### GOAL
Which lines hold the word "vars"? Copy each one.

### INFORMATION SUPPLIED
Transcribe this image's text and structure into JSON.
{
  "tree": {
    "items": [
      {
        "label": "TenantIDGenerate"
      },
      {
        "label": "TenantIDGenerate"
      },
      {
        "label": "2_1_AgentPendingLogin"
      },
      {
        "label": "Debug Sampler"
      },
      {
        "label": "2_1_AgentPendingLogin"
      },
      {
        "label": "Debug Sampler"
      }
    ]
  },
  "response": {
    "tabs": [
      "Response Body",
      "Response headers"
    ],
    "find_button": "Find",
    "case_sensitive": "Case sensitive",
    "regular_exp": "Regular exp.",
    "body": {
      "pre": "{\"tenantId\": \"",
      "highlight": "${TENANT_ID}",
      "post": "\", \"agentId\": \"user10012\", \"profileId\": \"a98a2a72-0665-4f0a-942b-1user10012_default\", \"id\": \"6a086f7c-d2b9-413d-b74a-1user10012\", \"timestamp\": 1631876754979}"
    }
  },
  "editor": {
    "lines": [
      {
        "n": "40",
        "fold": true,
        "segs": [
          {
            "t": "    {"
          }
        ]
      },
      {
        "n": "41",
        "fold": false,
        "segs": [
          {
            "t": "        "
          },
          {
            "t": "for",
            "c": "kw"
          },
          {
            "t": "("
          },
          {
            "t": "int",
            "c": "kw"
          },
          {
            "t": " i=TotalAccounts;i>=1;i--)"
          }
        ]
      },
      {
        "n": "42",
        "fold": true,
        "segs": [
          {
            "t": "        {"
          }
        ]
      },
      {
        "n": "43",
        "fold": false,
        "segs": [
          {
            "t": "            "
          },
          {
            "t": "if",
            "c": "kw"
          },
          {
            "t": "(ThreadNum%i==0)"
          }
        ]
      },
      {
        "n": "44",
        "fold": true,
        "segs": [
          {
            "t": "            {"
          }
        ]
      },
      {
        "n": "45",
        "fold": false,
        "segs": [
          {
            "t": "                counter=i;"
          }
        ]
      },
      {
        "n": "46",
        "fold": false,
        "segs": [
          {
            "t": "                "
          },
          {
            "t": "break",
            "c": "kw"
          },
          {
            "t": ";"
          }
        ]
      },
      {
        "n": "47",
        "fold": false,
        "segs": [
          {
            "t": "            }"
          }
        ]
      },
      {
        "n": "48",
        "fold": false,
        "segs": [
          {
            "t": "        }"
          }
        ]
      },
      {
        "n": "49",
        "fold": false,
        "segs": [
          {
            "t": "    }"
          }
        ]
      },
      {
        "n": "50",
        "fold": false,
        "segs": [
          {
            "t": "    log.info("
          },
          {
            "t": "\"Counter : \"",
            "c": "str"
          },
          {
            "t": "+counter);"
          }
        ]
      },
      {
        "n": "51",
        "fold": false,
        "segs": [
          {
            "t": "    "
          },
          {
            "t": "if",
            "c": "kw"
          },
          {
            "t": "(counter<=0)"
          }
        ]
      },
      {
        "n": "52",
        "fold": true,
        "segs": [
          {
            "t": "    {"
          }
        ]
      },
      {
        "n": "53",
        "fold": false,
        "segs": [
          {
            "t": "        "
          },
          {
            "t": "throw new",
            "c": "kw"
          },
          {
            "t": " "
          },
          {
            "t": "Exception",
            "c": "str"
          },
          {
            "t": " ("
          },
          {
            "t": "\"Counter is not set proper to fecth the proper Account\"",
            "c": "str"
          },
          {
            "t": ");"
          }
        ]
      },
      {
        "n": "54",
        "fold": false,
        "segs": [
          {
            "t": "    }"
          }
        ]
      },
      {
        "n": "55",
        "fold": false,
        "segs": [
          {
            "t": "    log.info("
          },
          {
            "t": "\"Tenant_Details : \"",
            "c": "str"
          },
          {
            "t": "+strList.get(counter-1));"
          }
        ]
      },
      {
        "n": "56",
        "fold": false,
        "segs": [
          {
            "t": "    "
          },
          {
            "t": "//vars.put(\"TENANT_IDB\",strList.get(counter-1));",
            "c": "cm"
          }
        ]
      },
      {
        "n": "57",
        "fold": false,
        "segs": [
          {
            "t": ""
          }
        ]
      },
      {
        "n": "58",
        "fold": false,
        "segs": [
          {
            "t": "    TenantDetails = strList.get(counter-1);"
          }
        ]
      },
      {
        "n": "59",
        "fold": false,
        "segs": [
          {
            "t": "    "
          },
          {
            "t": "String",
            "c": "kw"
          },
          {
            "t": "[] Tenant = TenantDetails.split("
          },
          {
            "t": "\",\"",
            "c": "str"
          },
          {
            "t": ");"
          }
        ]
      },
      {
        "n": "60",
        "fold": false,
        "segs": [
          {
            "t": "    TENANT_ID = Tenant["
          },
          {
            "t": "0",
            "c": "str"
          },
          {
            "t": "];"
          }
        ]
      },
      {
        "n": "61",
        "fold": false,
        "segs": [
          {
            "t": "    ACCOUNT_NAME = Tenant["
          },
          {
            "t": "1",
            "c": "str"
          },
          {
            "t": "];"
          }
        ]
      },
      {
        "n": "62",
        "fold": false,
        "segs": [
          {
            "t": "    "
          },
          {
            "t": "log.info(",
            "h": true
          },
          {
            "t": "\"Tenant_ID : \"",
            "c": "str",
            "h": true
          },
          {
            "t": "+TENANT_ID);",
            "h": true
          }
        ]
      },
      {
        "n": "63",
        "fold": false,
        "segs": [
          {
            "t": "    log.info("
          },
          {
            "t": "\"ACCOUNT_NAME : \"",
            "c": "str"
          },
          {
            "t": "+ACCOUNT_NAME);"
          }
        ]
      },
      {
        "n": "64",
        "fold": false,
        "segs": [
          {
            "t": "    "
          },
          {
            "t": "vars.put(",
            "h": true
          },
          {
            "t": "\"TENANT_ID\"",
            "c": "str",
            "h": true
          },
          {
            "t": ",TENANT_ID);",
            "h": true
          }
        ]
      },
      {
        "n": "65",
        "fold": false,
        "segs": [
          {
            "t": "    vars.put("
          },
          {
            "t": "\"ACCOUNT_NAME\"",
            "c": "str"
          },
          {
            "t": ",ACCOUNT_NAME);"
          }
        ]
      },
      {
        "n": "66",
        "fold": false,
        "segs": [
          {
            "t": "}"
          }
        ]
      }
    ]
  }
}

### ANSWER TO THIS EXERCISE
            "t": "//vars.put(\"TENANT_IDB\",strList.get(counter-1));",
            "t": "vars.put(",
            "t": "    vars.put("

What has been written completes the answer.